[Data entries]
┌────────
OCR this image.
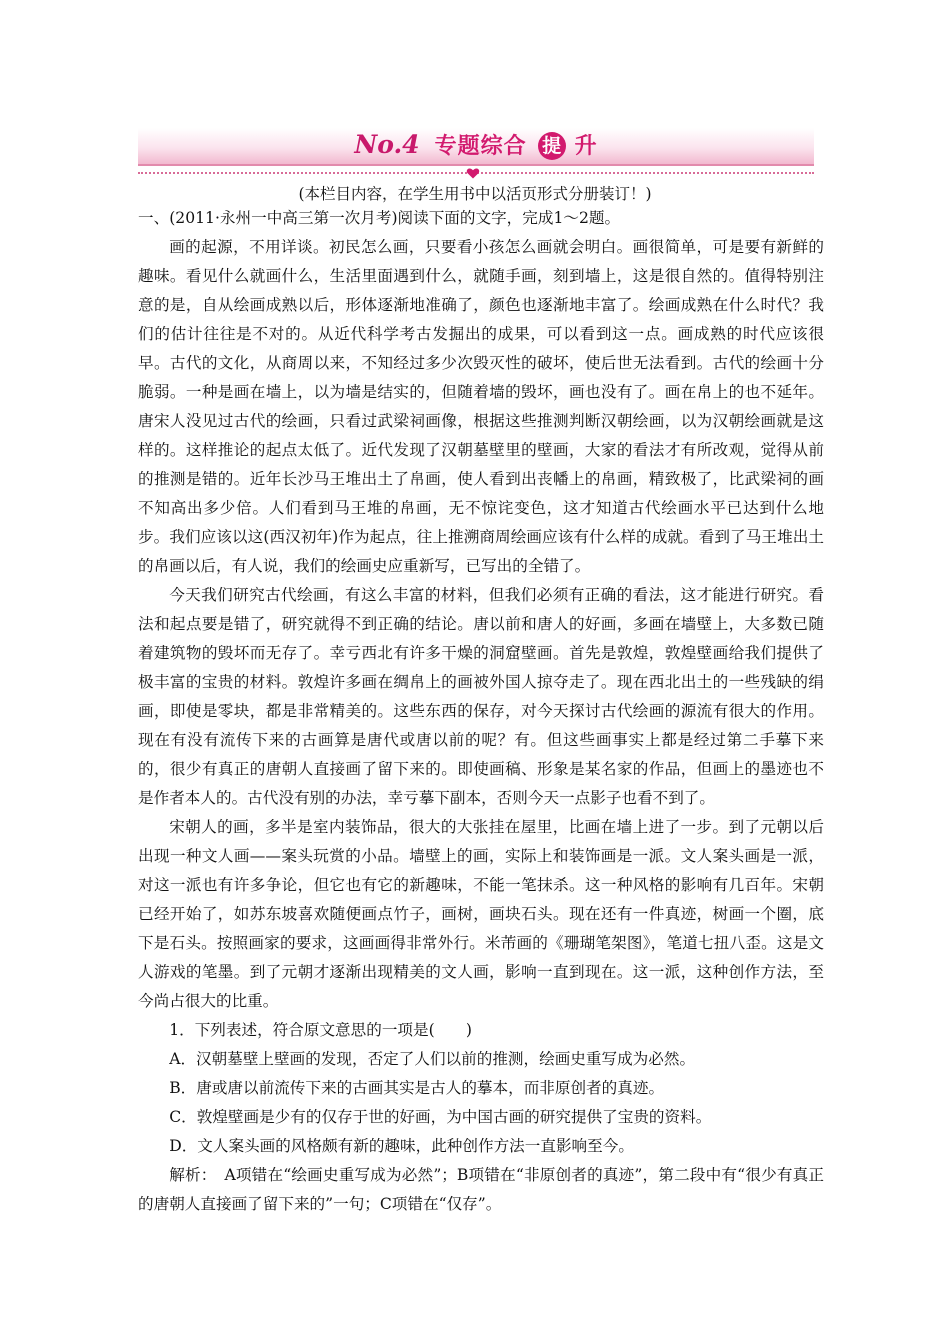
No.4 专题综合 提 升
(本栏目内容，在学生用书中以活页形式分册装订！)

一、(2011·永州一中高三第一次月考)阅读下面的文字，完成1～2题。

画的起源，不用详谈。初民怎么画，只要看小孩怎么画就会明白。画很简单，可是要有新鲜的趣味。看见什么就画什么，生活里面遇到什么，就随手画，刻到墙上，这是很自然的。值得特别注意的是，自从绘画成熟以后，形体逐渐地准确了，颜色也逐渐地丰富了。绘画成熟在什么时代？我们的估计往往是不对的。从近代科学考古发掘出的成果，可以看到这一点。画成熟的时代应该很早。古代的文化，从商周以来，不知经过多少次毁灭性的破坏，使后世无法看到。古代的绘画十分脆弱。一种是画在墙上，以为墙是结实的，但随着墙的毁坏，画也没有了。画在帛上的也不延年。唐宋人没见过古代的绘画，只看过武梁祠画像，根据这些推测判断汉朝绘画，以为汉朝绘画就是这样的。这样推论的起点太低了。近代发现了汉朝墓壁里的壁画，大家的看法才有所改观，觉得从前的推测是错的。近年长沙马王堆出土了帛画，使人看到出丧幡上的帛画，精致极了，比武梁祠的画不知高出多少倍。人们看到马王堆的帛画，无不惊诧变色，这才知道古代绘画水平已达到什么地步。我们应该以这(西汉初年)作为起点，往上推溯商周绘画应该有什么样的成就。看到了马王堆出土的帛画以后，有人说，我们的绘画史应重新写，已写出的全错了。

今天我们研究古代绘画，有这么丰富的材料，但我们必须有正确的看法，这才能进行研究。看法和起点要是错了，研究就得不到正确的结论。唐以前和唐人的好画，多画在墙壁上，大多数已随着建筑物的毁坏而无存了。幸亏西北有许多干燥的洞窟壁画。首先是敦煌，敦煌壁画给我们提供了极丰富的宝贵的材料。敦煌许多画在绸帛上的画被外国人掠夺走了。现在西北出土的一些残缺的绢画，即使是零块，都是非常精美的。这些东西的保存，对今天探讨古代绘画的源流有很大的作用。现在有没有流传下来的古画算是唐代或唐以前的呢？有。但这些画事实上都是经过第二手摹下来的，很少有真正的唐朝人直接画了留下来的。即使画稿、形象是某名家的作品，但画上的墨迹也不是作者本人的。古代没有别的办法，幸亏摹下副本，否则今天一点影子也看不到了。

宋朝人的画，多半是室内装饰品，很大的大张挂在屋里，比画在墙上进了一步。到了元朝以后出现一种文人画——案头玩赏的小品。墙壁上的画，实际上和装饰画是一派。文人案头画是一派，对这一派也有许多争论，但它也有它的新趣味，不能一笔抹杀。这一种风格的影响有几百年。宋朝已经开始了，如苏东坡喜欢随便画点竹子，画树，画块石头。现在还有一件真迹，树画一个圈，底下是石头。按照画家的要求，这画画得非常外行。米芾画的《珊瑚笔架图》，笔道七扭八歪。这是文人游戏的笔墨。到了元朝才逐渐出现精美的文人画，影响一直到现在。这一派，这种创作方法，至今尚占很大的比重。

1．下列表述，符合原文意思的一项是(　　)

A．汉朝墓壁上壁画的发现，否定了人们以前的推测，绘画史重写成为必然。

B．唐或唐以前流传下来的古画其实是古人的摹本，而非原创者的真迹。

C．敦煌壁画是少有的仅存于世的好画，为中国古画的研究提供了宝贵的资料。

D．文人案头画的风格颇有新的趣味，此种创作方法一直影响至今。

解析：　A项错在“绘画史重写成为必然”；B项错在“非原创者的真迹”，第二段中有“很少有真正的唐朝人直接画了留下来的”一句；C项错在“仅存”。
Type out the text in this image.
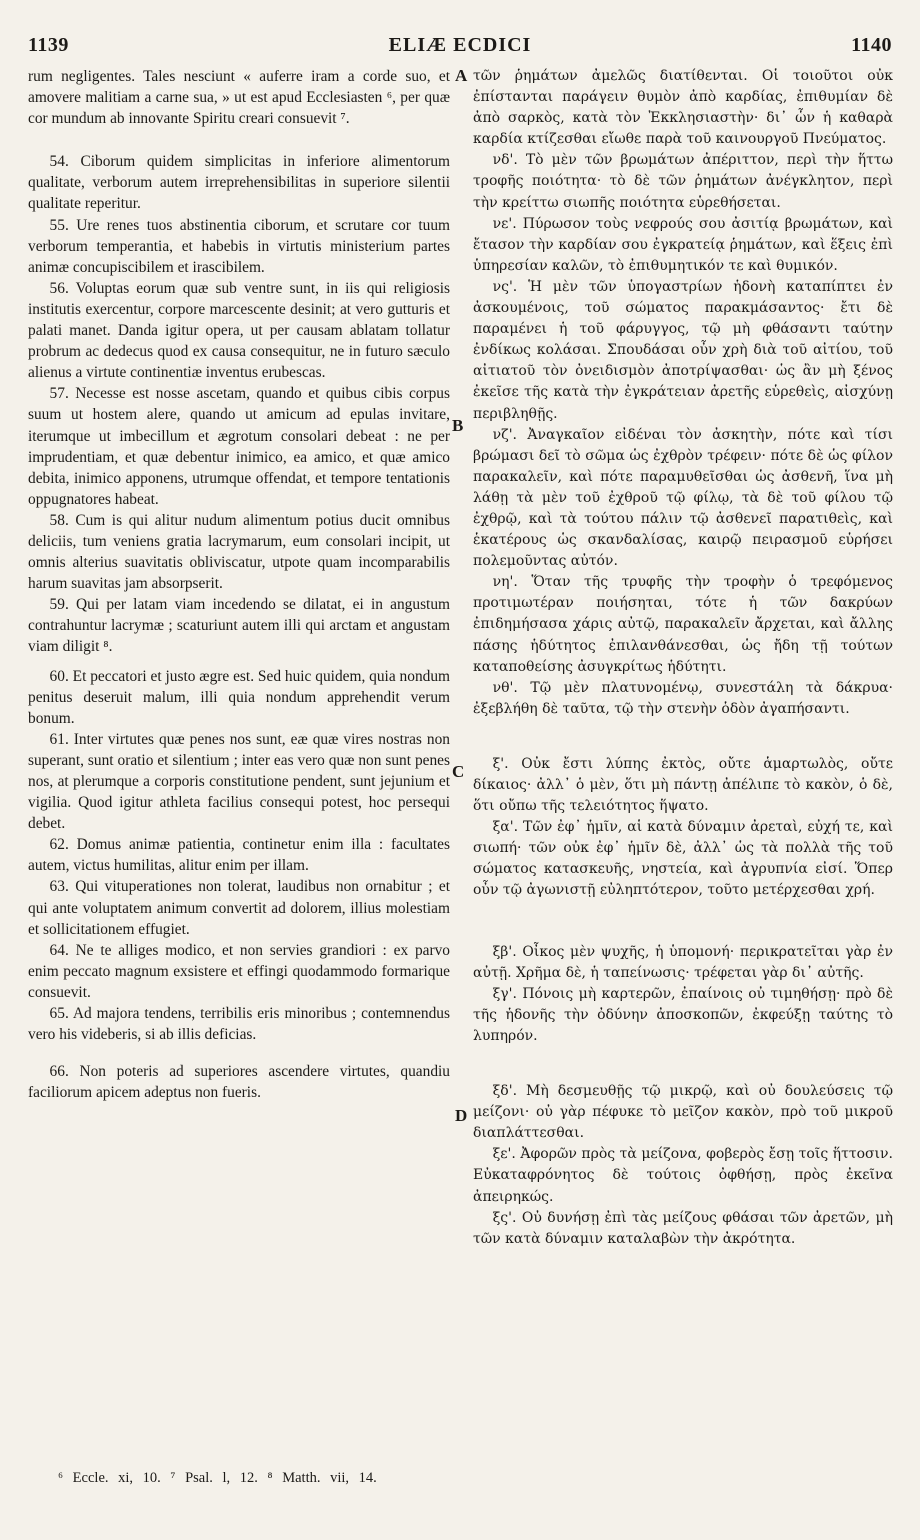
1139	ELIÆ ECDICI	1140
A
B
C
D

rum negligentes. Tales nesciunt « auferre iram a corde suo, et amovere malitiam a carne sua, » ut est apud Ecclesiasten ⁶, per quæ cor mundum ab innovante Spiritu creari consuevit ⁷.

54. Ciborum quidem simplicitas in inferiore alimentorum qualitate, verborum autem irreprehensibilitas in superiore silentii qualitate reperitur.

55. Ure renes tuos abstinentia ciborum, et scrutare cor tuum verborum temperantia, et habebis in virtutis ministerium partes animæ concupiscibilem et irascibilem.

56. Voluptas eorum quæ sub ventre sunt, in iis qui religiosis institutis exercentur, corpore marcescente desinit; at vero gutturis et palati manet. Danda igitur opera, ut per causam ablatam tollatur probrum ac dedecus quod ex causa consequitur, ne in futuro sæculo alienus a virtute continentiæ inventus erubescas.

57. Necesse est nosse ascetam, quando et quibus cibis corpus suum ut hostem alere, quando ut amicum ad epulas invitare, iterumque ut imbecillum et ægrotum consolari debeat : ne per imprudentiam, et quæ debentur inimico, ea amico, et quæ amico debita, inimico apponens, utrumque offendat, et tempore tentationis oppugnatores habeat.

58. Cum is qui alitur nudum alimentum potius ducit omnibus deliciis, tum veniens gratia lacrymarum, eum consolari incipit, ut omnis alterius suavitatis obliviscatur, utpote quam incomparabilis harum suavitas jam absorpserit.

59. Qui per latam viam incedendo se dilatat, ei in angustum contrahuntur lacrymæ ; scaturiunt autem illi qui arctam et angustam viam diligit ⁸.

60. Et peccatori et justo ægre est. Sed huic quidem, quia nondum penitus deseruit malum, illi quia nondum apprehendit verum bonum.

61. Inter virtutes quæ penes nos sunt, eæ quæ vires nostras non superant, sunt oratio et silentium ; inter eas vero quæ non sunt penes nos, at plerumque a corporis constitutione pendent, sunt jejunium et vigilia. Quod igitur athleta facilius consequi potest, hoc persequi debet.

62. Domus animæ patientia, continetur enim illa : facultates autem, victus humilitas, alitur enim per illam.

63. Qui vituperationes non tolerat, laudibus non ornabitur ; et qui ante voluptatem animum convertit ad dolorem, illius molestiam et sollicitationem effugiet.

64. Ne te alliges modico, et non servies grandiori : ex parvo enim peccato magnum exsistere et effingi quodammodo formarique consuevit.

65. Ad majora tendens, terribilis eris minoribus ; contemnendus vero his videberis, si ab illis deficias.

66. Non poteris ad superiores ascendere virtutes, quandiu faciliorum apicem adeptus non fueris.

τῶν ῥημάτων ἀμελῶς διατίθενται. Οἱ τοιοῦτοι οὐκ ἐπίστανται παράγειν θυμὸν ἀπὸ καρδίας, ἐπιθυμίαν δὲ ἀπὸ σαρκὸς, κατὰ τὸν Ἐκκλησιαστὴν· δι᾽ ὧν ἡ καθαρὰ καρδία κτίζεσθαι εἴωθε παρὰ τοῦ καινουργοῦ Πνεύματος.

νδ'. Τὸ μὲν τῶν βρωμάτων ἀπέριττον, περὶ τὴν ἥττω τροφῆς ποιότητα· τὸ δὲ τῶν ῥημάτων ἀνέγκλητον, περὶ τὴν κρείττω σιωπῆς ποιότητα εὑρεθήσεται.

νε'. Πύρωσον τοὺς νεφρούς σου ἀσιτίᾳ βρωμάτων, καὶ ἔτασον τὴν καρδίαν σου ἐγκρατείᾳ ῥημάτων, καὶ ἕξεις ἐπὶ ὑπηρεσίαν καλῶν, τὸ ἐπιθυμητικόν τε καὶ θυμικόν.

νς'. Ἡ μὲν τῶν ὑπογαστρίων ἡδονὴ καταπίπτει ἐν ἀσκουμένοις, τοῦ σώματος παρακμάσαντος· ἔτι δὲ παραμένει ἡ τοῦ φάρυγγος, τῷ μὴ φθάσαντι ταύτην ἐνδίκως κολάσαι. Σπουδάσαι οὖν χρὴ διὰ τοῦ αἰτίου, τοῦ αἰτιατοῦ τὸν ὀνειδισμὸν ἀποτρίψασθαι· ὡς ἂν μὴ ξένος ἐκεῖσε τῆς κατὰ τὴν ἐγκράτειαν ἀρετῆς εὑρεθεὶς, αἰσχύνῃ περιβληθῇς.

νζ'. Ἀναγκαῖον εἰδέναι τὸν ἀσκητὴν, πότε καὶ τίσι βρώμασι δεῖ τὸ σῶμα ὡς ἐχθρὸν τρέφειν· πότε δὲ ὡς φίλον παρακαλεῖν, καὶ πότε παραμυθεῖσθαι ὡς ἀσθενῆ, ἵνα μὴ λάθῃ τὰ μὲν τοῦ ἐχθροῦ τῷ φίλῳ, τὰ δὲ τοῦ φίλου τῷ ἐχθρῷ, καὶ τὰ τούτου πάλιν τῷ ἀσθενεῖ παρατιθεὶς, καὶ ἑκατέρους ὡς σκανδαλίσας, καιρῷ πειρασμοῦ εὑρήσει πολεμοῦντας αὐτόν.

νη'. Ὅταν τῆς τρυφῆς τὴν τροφὴν ὁ τρεφόμενος προτιμωτέραν ποιήσηται, τότε ἡ τῶν δακρύων ἐπιδημήσασα χάρις αὐτῷ, παρακαλεῖν ἄρχεται, καὶ ἄλλης πάσης ἡδύτητος ἐπιλανθάνεσθαι, ὡς ἤδη τῇ τούτων καταποθείσης ἀσυγκρίτως ἡδύτητι.

νθ'. Τῷ μὲν πλατυνομένῳ, συνεστάλη τὰ δάκρυα· ἐξεβλήθη δὲ ταῦτα, τῷ τὴν στενὴν ὁδὸν ἀγαπήσαντι.

ξ'. Οὐκ ἔστι λύπης ἐκτὸς, οὔτε ἁμαρτωλὸς, οὔτε δίκαιος· ἀλλ᾽ ὁ μὲν, ὅτι μὴ πάντῃ ἀπέλιπε τὸ κακὸν, ὁ δὲ, ὅτι οὔπω τῆς τελειότητος ἥψατο.

ξα'. Τῶν ἐφ᾽ ἡμῖν, αἱ κατὰ δύναμιν ἀρεταὶ, εὐχή τε, καὶ σιωπή· τῶν οὐκ ἐφ᾽ ἡμῖν δὲ, ἀλλ᾽ ὡς τὰ πολλὰ τῆς τοῦ σώματος κατασκευῆς, νηστεία, καὶ ἀγρυπνία εἰσί. Ὅπερ οὖν τῷ ἀγωνιστῇ εὐληπτότερον, τοῦτο μετέρχεσθαι χρή.

ξβ'. Οἶκος μὲν ψυχῆς, ἡ ὑπομονή· περικρατεῖται γὰρ ἐν αὐτῇ. Χρῆμα δὲ, ἡ ταπείνωσις· τρέφεται γὰρ δι᾽ αὐτῆς.

ξγ'. Πόνοις μὴ καρτερῶν, ἐπαίνοις οὐ τιμηθήσῃ· πρὸ δὲ τῆς ἡδονῆς τὴν ὀδύνην ἀποσκοπῶν, ἐκφεύξῃ ταύτης τὸ λυπηρόν.

ξδ'. Μὴ δεσμευθῇς τῷ μικρῷ, καὶ οὐ δουλεύσεις τῷ μείζονι· οὐ γὰρ πέφυκε τὸ μεῖζον κακὸν, πρὸ τοῦ μικροῦ διαπλάττεσθαι.

ξε'. Ἀφορῶν πρὸς τὰ μείζονα, φοβερὸς ἔσῃ τοῖς ἥττοσιν. Εὐκαταφρόνητος δὲ τούτοις ὀφθήσῃ, πρὸς ἐκεῖνα ἀπειρηκώς.

ξς'. Οὐ δυνήσῃ ἐπὶ τὰς μείζους φθάσαι τῶν ἀρετῶν, μὴ τῶν κατὰ δύναμιν καταλαβὼν τὴν ἀκρότητα.

⁶ Eccle. xi, 10. ⁷ Psal. l, 12. ⁸ Matth. vii, 14.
└────────
Copy each line of the listing that contains the string "consuevit".

rum negligentes. Tales nesciunt « auferre iram a corde suo, et amovere malitiam a carne sua, » ut est apud Ecclesiasten ⁶, per quæ cor mundum ab innovante Spiritu creari consuevit ⁷.
64. Ne te alliges modico, et non servies grandiori : ex parvo enim peccato magnum exsistere et effingi quodammodo formarique consuevit.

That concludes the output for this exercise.